*Task*:
Take from the listing each line that has the string "Streaming".

Data excerpts
:::

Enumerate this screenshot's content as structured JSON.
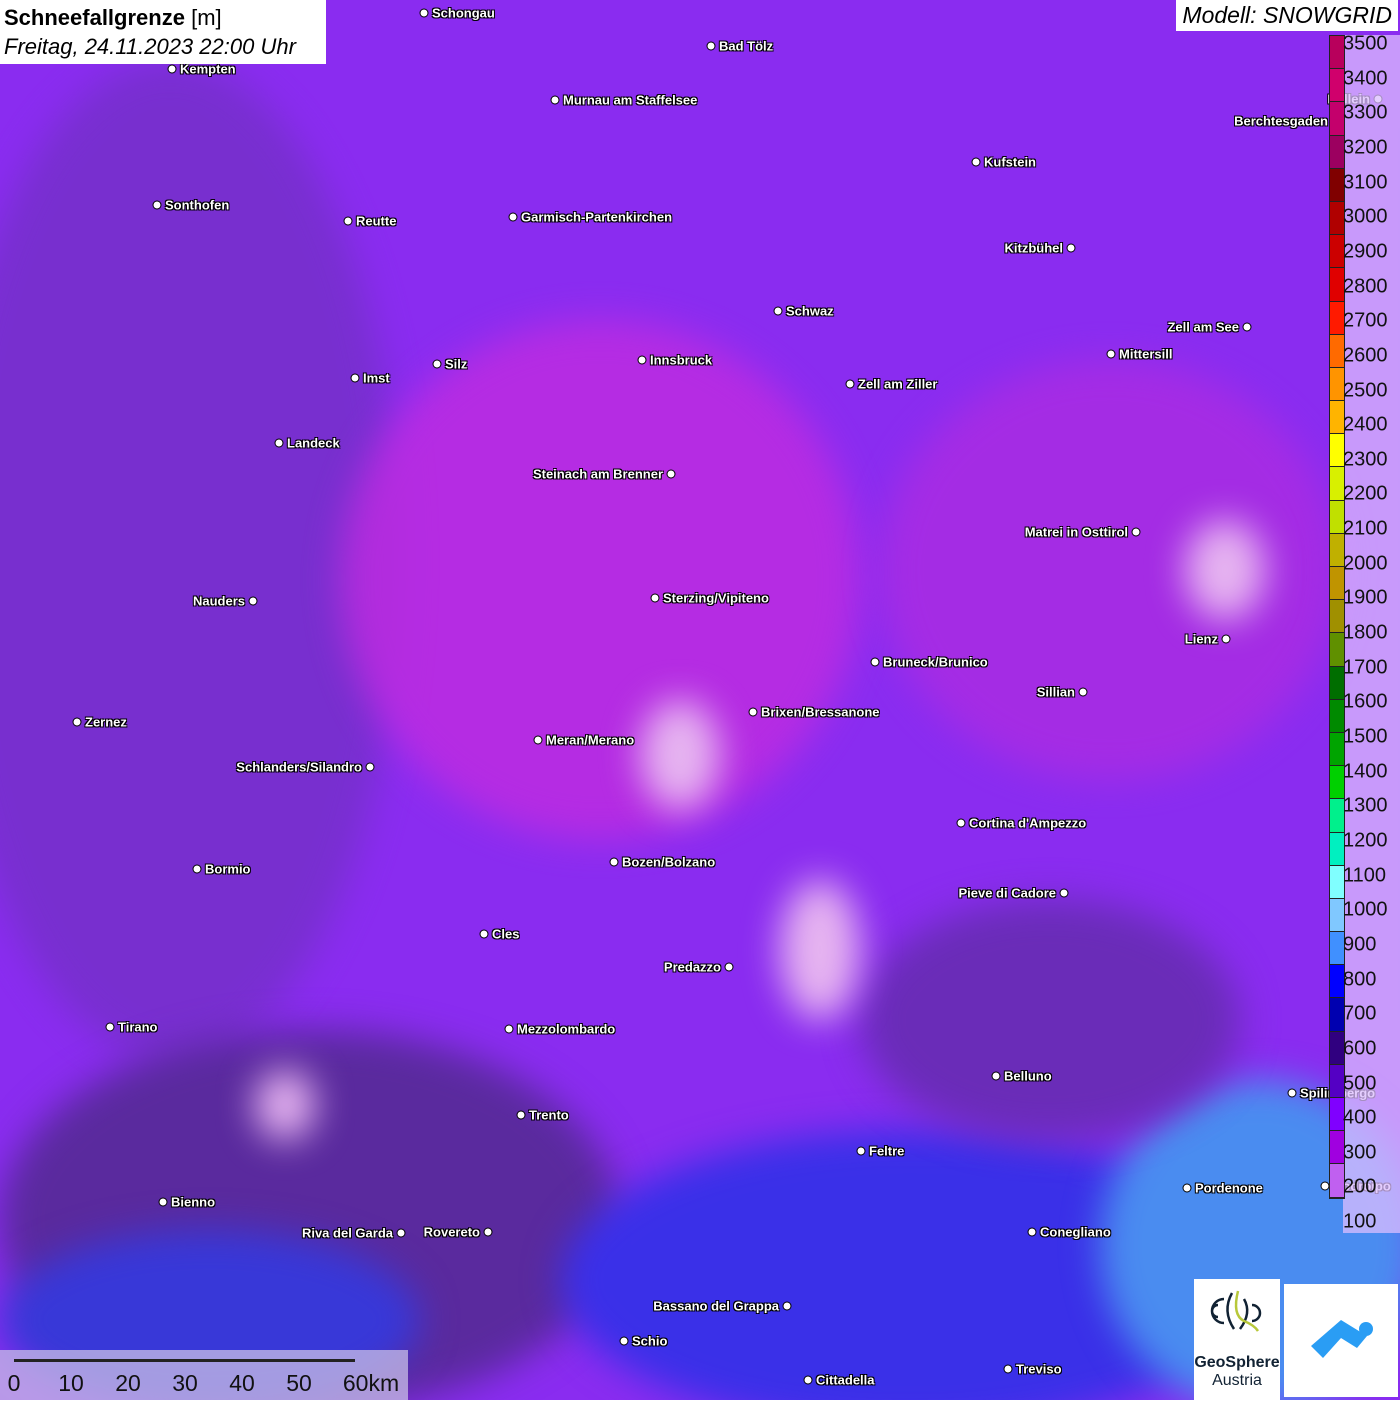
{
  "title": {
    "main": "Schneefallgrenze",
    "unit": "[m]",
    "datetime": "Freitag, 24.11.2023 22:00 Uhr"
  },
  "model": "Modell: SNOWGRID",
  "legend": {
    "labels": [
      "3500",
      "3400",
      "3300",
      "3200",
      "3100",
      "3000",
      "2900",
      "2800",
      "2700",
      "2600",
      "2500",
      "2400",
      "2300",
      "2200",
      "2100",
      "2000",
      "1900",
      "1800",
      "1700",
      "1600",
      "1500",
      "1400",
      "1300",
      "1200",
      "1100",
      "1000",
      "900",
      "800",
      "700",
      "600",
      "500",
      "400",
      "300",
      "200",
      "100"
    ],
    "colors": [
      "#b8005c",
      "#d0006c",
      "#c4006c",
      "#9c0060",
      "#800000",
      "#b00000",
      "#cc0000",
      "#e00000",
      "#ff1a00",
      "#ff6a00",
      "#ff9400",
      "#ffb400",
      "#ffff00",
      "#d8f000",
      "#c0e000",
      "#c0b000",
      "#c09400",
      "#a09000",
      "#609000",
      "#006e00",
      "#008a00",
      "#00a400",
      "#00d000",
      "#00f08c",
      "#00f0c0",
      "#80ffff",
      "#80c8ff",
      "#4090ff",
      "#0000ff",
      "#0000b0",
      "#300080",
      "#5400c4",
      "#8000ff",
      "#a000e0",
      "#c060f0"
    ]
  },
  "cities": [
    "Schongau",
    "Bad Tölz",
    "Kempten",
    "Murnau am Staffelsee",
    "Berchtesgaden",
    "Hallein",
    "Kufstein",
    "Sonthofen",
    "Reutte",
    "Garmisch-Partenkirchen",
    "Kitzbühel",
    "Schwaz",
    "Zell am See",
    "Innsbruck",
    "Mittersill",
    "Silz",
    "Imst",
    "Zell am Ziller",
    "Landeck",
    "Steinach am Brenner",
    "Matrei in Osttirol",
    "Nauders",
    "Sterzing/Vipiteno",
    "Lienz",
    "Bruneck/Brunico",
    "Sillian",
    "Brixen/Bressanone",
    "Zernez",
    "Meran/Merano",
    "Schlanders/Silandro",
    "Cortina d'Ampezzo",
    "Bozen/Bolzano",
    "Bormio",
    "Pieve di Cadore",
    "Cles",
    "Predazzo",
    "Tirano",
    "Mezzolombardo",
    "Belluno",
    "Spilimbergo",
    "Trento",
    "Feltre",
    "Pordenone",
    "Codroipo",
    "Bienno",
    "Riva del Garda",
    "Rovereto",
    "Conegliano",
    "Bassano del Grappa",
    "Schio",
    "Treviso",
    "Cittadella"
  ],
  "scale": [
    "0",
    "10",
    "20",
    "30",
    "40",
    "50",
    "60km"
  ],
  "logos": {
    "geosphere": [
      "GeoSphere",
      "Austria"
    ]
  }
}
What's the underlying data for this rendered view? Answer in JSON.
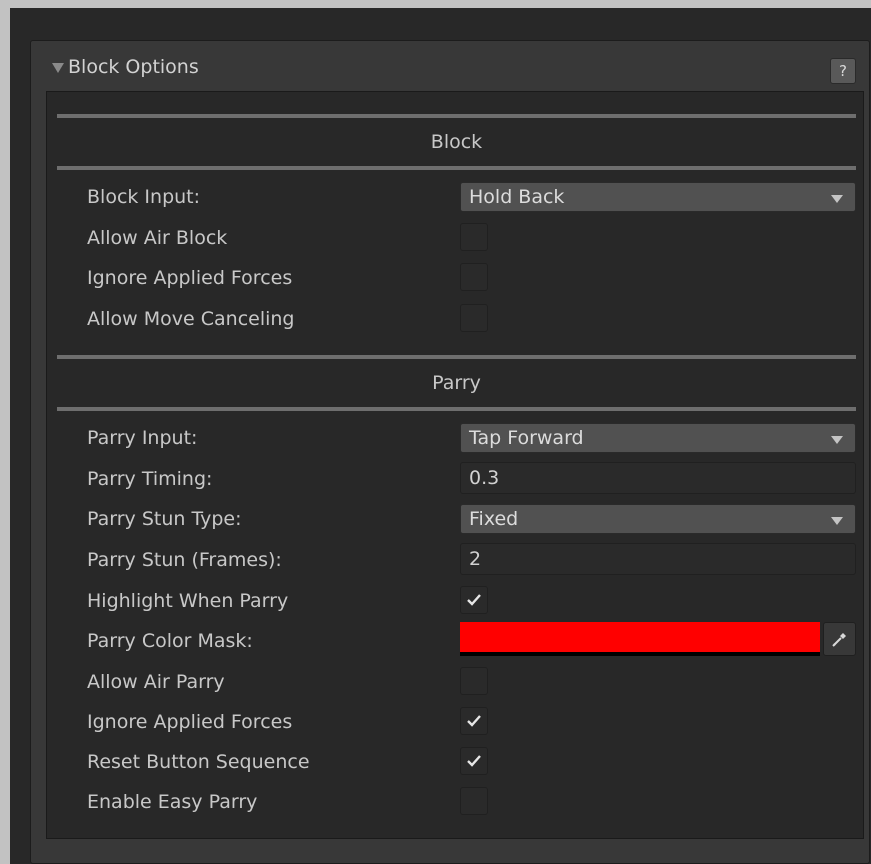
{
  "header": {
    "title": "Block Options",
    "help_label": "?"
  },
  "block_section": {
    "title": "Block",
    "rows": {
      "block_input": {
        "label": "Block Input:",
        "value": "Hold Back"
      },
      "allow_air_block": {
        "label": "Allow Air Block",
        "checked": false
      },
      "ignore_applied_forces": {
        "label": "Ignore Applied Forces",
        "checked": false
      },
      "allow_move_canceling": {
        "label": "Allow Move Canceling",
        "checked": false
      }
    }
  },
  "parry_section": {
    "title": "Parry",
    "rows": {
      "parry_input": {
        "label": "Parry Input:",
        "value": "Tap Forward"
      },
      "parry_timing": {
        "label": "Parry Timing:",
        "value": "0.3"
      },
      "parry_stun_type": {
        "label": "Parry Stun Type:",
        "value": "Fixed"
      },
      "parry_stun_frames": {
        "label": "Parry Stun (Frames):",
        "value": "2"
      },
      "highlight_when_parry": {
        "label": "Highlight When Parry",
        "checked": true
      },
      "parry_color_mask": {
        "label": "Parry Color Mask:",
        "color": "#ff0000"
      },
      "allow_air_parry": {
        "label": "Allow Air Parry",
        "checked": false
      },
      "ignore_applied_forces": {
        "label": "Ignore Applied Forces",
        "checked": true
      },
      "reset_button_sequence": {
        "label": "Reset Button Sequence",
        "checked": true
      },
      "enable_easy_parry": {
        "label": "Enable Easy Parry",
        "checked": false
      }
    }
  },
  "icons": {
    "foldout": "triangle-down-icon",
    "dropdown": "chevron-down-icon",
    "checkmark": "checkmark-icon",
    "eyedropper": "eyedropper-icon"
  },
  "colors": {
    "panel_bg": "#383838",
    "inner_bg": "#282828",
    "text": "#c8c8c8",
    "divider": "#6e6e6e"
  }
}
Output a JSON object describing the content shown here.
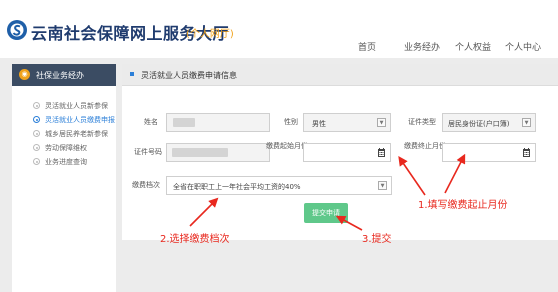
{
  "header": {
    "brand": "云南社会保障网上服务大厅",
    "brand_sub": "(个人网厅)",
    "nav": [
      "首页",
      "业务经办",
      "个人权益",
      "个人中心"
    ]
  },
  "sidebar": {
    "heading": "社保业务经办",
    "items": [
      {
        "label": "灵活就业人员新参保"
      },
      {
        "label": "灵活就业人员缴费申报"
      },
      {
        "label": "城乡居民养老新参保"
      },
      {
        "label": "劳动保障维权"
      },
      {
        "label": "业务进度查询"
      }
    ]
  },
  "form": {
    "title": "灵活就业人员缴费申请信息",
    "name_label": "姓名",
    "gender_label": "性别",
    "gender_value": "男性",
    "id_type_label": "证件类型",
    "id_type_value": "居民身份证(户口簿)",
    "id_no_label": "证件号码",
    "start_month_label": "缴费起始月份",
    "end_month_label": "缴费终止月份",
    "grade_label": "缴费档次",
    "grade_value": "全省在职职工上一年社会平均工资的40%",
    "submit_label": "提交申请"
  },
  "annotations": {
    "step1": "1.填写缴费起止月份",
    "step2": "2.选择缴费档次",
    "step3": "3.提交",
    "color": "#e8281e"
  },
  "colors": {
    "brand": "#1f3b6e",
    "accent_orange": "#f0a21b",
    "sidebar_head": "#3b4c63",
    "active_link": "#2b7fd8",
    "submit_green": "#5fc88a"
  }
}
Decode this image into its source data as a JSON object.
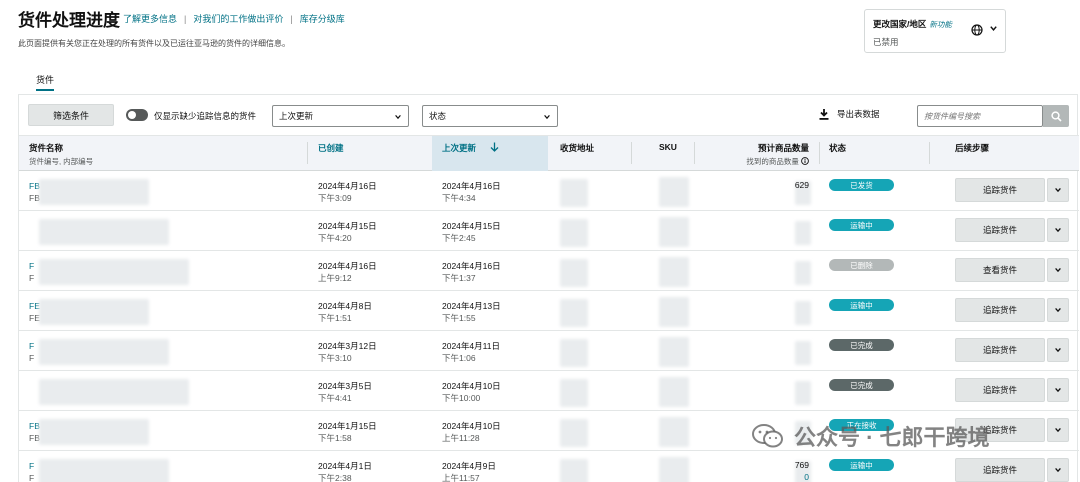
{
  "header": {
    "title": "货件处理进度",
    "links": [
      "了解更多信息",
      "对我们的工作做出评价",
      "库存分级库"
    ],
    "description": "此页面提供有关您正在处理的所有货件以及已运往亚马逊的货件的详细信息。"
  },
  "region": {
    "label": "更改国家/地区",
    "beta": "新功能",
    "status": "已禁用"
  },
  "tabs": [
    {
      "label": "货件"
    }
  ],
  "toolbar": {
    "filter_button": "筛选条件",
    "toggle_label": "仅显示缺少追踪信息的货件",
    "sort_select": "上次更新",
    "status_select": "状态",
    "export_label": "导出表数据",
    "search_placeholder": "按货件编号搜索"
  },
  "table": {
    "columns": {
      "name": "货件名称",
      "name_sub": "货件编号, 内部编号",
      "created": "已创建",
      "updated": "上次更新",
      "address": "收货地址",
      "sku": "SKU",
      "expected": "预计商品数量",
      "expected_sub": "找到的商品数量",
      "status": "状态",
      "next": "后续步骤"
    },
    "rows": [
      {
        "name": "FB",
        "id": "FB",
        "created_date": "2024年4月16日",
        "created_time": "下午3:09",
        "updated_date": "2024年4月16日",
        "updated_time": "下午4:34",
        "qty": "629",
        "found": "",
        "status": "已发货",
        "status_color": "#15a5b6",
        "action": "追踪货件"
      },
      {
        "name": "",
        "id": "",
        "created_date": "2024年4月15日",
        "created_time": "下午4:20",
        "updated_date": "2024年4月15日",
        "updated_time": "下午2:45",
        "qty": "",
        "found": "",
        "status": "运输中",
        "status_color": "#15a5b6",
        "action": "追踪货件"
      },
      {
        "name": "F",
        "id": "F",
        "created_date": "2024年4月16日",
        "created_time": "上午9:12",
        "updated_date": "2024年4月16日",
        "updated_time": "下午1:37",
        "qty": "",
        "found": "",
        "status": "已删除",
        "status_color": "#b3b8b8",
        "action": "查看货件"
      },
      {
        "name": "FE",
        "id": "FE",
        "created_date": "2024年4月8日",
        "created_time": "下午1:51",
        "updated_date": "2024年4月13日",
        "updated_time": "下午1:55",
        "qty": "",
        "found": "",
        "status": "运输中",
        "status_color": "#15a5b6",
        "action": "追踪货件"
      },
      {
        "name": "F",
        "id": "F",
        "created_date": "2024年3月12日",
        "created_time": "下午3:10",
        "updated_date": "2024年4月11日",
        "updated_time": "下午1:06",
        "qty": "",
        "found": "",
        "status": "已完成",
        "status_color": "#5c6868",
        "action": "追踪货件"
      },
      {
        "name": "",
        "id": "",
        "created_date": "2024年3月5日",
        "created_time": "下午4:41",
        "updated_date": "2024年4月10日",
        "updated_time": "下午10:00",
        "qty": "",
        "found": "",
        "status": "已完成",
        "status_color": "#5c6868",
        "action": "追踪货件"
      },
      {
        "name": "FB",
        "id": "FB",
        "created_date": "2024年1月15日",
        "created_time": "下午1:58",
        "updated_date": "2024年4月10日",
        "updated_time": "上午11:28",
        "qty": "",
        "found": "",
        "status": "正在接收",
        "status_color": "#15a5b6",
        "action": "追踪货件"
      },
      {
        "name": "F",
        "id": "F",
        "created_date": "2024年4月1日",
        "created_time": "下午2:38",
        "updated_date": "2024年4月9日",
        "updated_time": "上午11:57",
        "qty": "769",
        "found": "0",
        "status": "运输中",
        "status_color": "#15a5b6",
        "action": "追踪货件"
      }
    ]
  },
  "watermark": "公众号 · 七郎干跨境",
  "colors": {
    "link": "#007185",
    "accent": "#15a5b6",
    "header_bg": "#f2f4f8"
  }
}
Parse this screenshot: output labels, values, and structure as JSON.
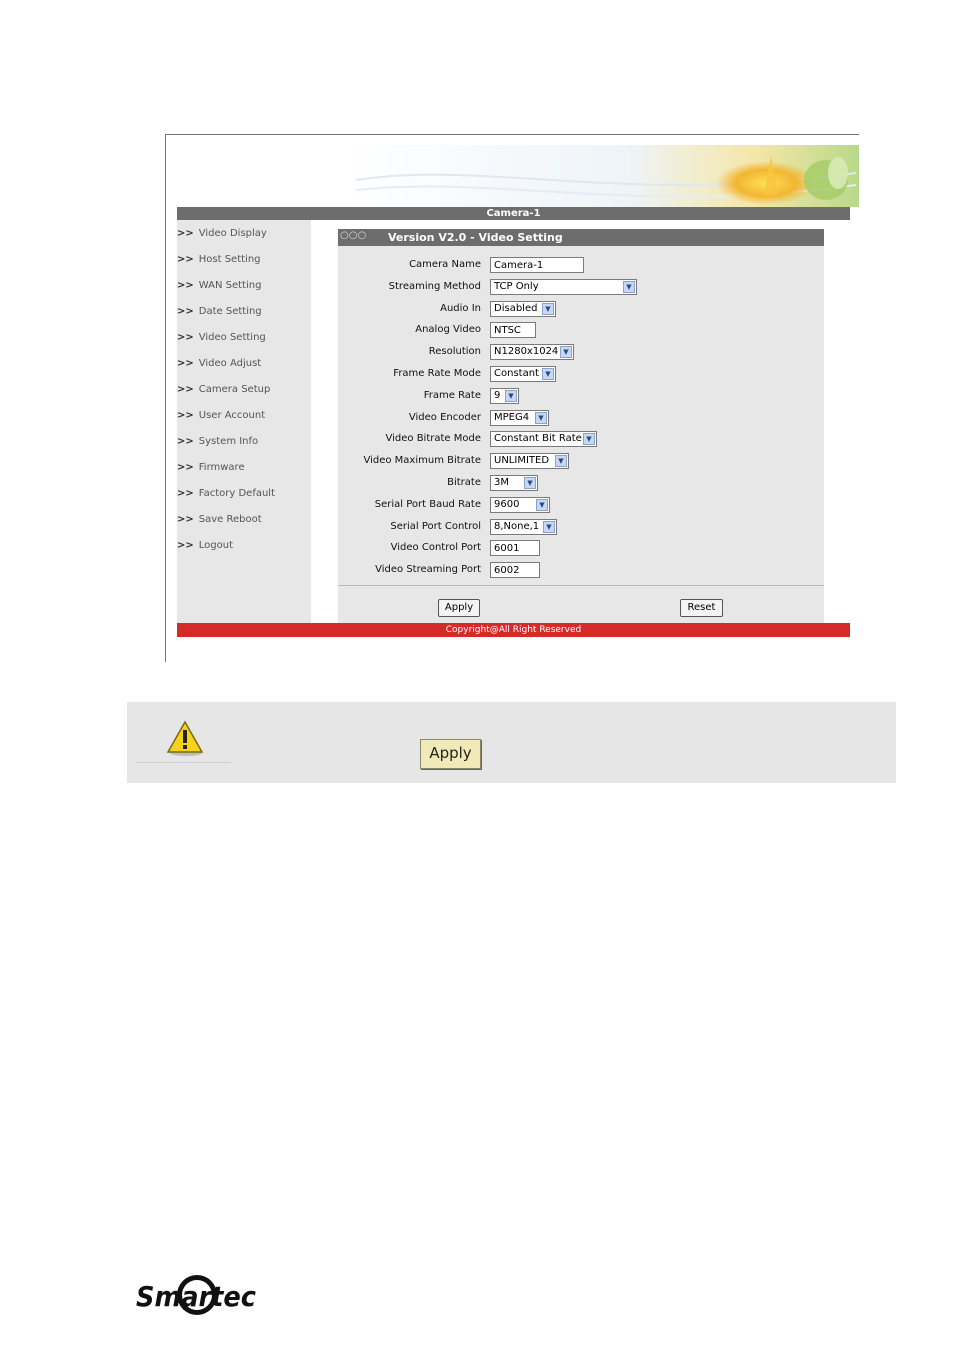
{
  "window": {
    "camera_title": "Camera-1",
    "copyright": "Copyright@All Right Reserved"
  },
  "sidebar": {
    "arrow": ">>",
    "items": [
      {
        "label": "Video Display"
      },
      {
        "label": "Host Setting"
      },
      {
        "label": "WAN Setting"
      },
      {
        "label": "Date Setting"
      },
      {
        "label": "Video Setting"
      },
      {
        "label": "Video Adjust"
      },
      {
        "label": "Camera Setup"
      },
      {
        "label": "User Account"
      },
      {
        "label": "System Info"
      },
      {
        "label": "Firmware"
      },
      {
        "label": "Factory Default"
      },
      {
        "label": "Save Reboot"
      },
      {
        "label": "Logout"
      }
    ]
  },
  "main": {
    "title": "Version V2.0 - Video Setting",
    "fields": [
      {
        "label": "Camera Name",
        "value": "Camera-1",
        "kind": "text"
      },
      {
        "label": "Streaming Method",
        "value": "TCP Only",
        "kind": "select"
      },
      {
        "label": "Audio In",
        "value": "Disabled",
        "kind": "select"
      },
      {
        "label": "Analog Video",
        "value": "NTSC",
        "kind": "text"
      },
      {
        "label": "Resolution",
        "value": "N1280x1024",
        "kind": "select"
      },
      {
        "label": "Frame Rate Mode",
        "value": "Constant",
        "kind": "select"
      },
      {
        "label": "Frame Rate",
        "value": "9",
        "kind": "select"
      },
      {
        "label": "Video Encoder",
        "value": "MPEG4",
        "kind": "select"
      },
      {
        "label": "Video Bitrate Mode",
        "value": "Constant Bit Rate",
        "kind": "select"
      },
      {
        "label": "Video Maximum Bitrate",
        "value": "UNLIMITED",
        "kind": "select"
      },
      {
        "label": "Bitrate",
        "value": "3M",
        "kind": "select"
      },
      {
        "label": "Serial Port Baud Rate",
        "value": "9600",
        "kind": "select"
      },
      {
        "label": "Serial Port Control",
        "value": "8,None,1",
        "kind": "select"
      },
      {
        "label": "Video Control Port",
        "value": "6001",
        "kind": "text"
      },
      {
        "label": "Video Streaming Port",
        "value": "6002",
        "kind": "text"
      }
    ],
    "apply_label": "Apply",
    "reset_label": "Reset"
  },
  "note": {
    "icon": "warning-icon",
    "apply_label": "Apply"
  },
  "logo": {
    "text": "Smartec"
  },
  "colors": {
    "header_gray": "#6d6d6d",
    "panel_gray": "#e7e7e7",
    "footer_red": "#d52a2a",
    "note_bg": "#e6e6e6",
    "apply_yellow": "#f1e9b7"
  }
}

:::

*The result*:
        "label": "Streaming Method",
        "label": "Video Streaming Port",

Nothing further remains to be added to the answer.